### EXERCISE DIRECTIONS
Gather every line from the entries below that includes "создания".

______________________________

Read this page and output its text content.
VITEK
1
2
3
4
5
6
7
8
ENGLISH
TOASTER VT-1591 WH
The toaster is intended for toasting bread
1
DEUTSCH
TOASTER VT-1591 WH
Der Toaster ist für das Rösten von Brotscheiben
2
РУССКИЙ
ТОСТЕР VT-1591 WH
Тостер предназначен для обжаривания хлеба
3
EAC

______________________________

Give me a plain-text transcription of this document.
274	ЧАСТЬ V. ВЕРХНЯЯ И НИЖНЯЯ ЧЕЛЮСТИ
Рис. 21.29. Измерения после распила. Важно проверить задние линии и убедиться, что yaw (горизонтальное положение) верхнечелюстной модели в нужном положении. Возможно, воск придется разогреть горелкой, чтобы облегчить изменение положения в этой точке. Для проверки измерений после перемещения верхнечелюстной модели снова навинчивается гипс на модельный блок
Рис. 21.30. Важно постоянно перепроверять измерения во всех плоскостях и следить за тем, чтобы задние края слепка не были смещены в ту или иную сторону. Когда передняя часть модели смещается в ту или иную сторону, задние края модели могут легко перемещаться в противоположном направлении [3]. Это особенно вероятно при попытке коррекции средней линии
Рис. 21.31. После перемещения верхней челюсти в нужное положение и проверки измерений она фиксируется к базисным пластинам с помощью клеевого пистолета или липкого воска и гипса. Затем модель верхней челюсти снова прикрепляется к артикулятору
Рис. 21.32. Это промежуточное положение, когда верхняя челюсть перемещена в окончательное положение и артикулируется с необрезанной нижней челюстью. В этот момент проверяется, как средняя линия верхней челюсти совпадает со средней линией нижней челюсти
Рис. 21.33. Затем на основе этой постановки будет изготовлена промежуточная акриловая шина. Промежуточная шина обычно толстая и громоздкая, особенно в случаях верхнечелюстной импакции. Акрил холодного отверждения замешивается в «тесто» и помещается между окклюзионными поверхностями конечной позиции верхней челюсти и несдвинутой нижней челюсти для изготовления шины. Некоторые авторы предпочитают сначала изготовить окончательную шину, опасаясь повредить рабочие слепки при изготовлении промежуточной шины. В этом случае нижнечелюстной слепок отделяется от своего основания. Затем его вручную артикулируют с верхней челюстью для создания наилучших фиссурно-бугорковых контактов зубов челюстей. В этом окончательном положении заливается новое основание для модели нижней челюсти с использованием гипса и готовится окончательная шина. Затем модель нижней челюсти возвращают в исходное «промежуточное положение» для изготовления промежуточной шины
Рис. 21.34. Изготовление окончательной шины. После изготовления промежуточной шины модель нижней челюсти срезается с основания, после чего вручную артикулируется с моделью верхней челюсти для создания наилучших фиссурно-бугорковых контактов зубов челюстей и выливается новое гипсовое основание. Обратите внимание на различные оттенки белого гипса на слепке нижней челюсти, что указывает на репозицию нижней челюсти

______________________________

### COMPLETE ANSWER
Рис. 21.33. Затем на основе этой постановки будет изготовлена промежуточная акриловая шина. Промежуточная шина обычно толстая и громоздкая, особенно в случаях верхнечелюстной импакции. Акрил холодного отверждения замешивается в «тесто» и помещается между окклюзионными поверхностями конечной позиции верхней челюсти и несдвинутой нижней челюсти для изготовления шины. Некоторые авторы предпочитают сначала изготовить окончательную шину, опасаясь повредить рабочие слепки при изготовлении промежуточной шины. В этом случае нижнечелюстной слепок отделяется от своего основания. Затем его вручную артикулируют с верхней челюстью для создания наилучших фиссурно-бугорковых контактов зубов челюстей. В этом окончательном положении заливается новое основание для модели нижней челюсти с использованием гипса и готовится окончательная шина. Затем модель нижней челюсти возвращают в исходное «промежуточное положение» для изготовления промежуточной шины
Рис. 21.34. Изготовление окончательной шины. После изготовления промежуточной шины модель нижней челюсти срезается с основания, после чего вручную артикулируется с моделью верхней челюсти для создания наилучших фиссурно-бугорковых контактов зубов челюстей и выливается новое гипсовое основание. Обратите внимание на различные оттенки белого гипса на слепке нижней челюсти, что указывает на репозицию нижней челюсти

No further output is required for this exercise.